[Saved entries]
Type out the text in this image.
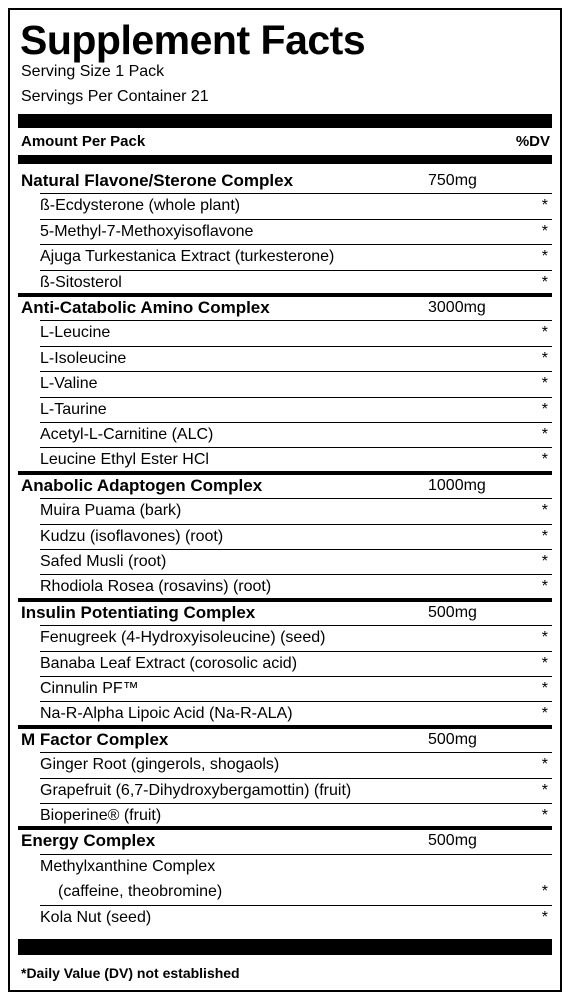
Supplement Facts
Serving Size 1 Pack
Servings Per Container 21
Amount Per Pack	%DV
Natural Flavone/Sterone Complex	750mg
ß-Ecdysterone (whole plant)	*
5-Methyl-7-Methoxyisoflavone	*
Ajuga Turkestanica Extract (turkesterone)	*
ß-Sitosterol	*
Anti-Catabolic Amino Complex	3000mg
L-Leucine	*
L-Isoleucine	*
L-Valine	*
L-Taurine	*
Acetyl-L-Carnitine (ALC)	*
Leucine Ethyl Ester HCl	*
Anabolic Adaptogen Complex	1000mg
Muira Puama (bark)	*
Kudzu (isoflavones) (root)	*
Safed Musli (root)	*
Rhodiola Rosea (rosavins) (root)	*
Insulin Potentiating Complex	500mg
Fenugreek (4-Hydroxyisoleucine) (seed)	*
Banaba Leaf Extract (corosolic acid)	*
Cinnulin PF™	*
Na-R-Alpha Lipoic Acid (Na-R-ALA)	*
M Factor Complex	500mg
Ginger Root (gingerols, shogaols)	*
Grapefruit (6,7-Dihydroxybergamottin) (fruit)	*
Bioperine® (fruit)	*
Energy Complex	500mg
Methylxanthine Complex
(caffeine, theobromine)	*
Kola Nut (seed)	*
*Daily Value (DV) not established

- Task goal
What is needed is an exact reproduction of the data, pictures excluded.

- Final result
Type out the text in this image.
Supplement Facts
Serving Size 1 Pack
Servings Per Container 21
Amount Per Pack	%DV
Natural Flavone/Sterone Complex	750mg
ß-Ecdysterone (whole plant)	*
5-Methyl-7-Methoxyisoflavone	*
Ajuga Turkestanica Extract (turkesterone)	*
ß-Sitosterol	*
Anti-Catabolic Amino Complex	3000mg
L-Leucine	*
L-Isoleucine	*
L-Valine	*
L-Taurine	*
Acetyl-L-Carnitine (ALC)	*
Leucine Ethyl Ester HCl	*
Anabolic Adaptogen Complex	1000mg
Muira Puama (bark)	*
Kudzu (isoflavones) (root)	*
Safed Musli (root)	*
Rhodiola Rosea (rosavins) (root)	*
Insulin Potentiating Complex	500mg
Fenugreek (4-Hydroxyisoleucine) (seed)	*
Banaba Leaf Extract (corosolic acid)	*
Cinnulin PF™	*
Na-R-Alpha Lipoic Acid (Na-R-ALA)	*
M Factor Complex	500mg
Ginger Root (gingerols, shogaols)	*
Grapefruit (6,7-Dihydroxybergamottin) (fruit)	*
Bioperine® (fruit)	*
Energy Complex	500mg
Methylxanthine Complex
(caffeine, theobromine)	*
Kola Nut (seed)	*
*Daily Value (DV) not established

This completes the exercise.